* Short exercise *
Write out the stretch of the issue page below about removing Hydrus's dependency on lyberservices-prod, from "See archeology in" through "reverted the work.".

** start Document section **

Skip to content
This repository has been archived by the owner on Jan 8, 2022. It is now read-only.

Eliminate hydrus dependency on lyberservices-prod #457

Open
6 of 7 tasks
peetucket opened this issue Jul 31, 2020 · 22 comments · Fixed by #461 · May be fixed by #458
Open
6 of 7 tasks

Eliminate hydrus dependency on lyberservices-prod #457

peetucket opened this issue Jul 31, 2020 · 22 comments · Fixed by #461 · May be fixed by #458

Comments

@peetucket
Copy link
Contributor

peetucket commented Jul 31, 2020

We are trying to turn off lyberservices-prod, but Hydrus seems to be making requests to it still. Look at the logs and try to figure out why and also if the depedency is required for Hydrus to continue operating.

Log on lyberservices-prod: /var/log/httpd/access_log

See slack thread: https://stanfordlib.slack.com/archives/C0RK5EM9N/p1596151403493200?thread_ts=1596144800.488800&cid=C0RK5EM9N

See archeology in comments below. Seems to be related to indexing. An attempt was made to add indexing code to Hydrus directly but this caused other problems. See PRs #461 and then #471 which reverted the work.

Next steps to try with the ultimate goal being turn off lyberservices-prod while keeping Hydrus operational.

** end Document section **
** start Provided material **

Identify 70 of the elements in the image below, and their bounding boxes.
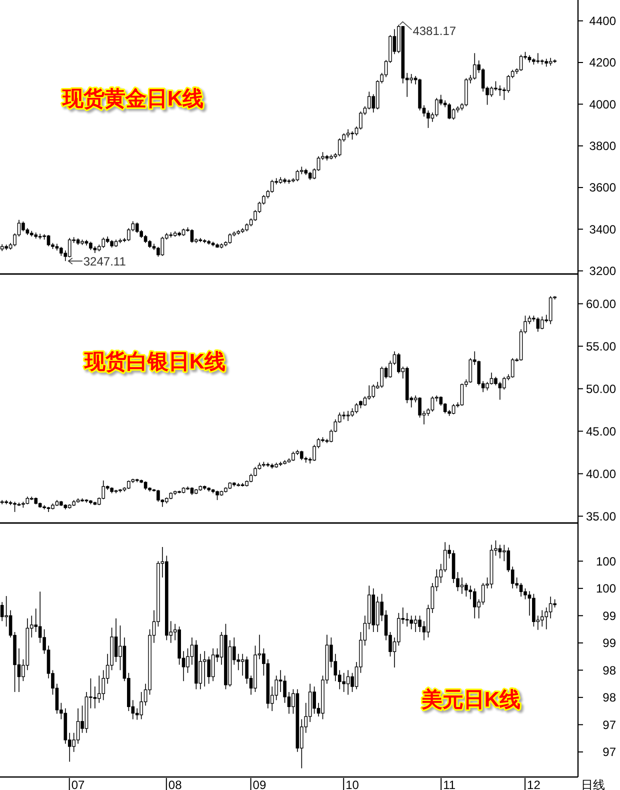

** end Provided material **

* Result of this exercise *
See archeology in comments below. Seems to be related to indexing. An attempt was made to add indexing code to Hydrus directly but this caused other problems. See PRs #461 and then #471 which reverted the work.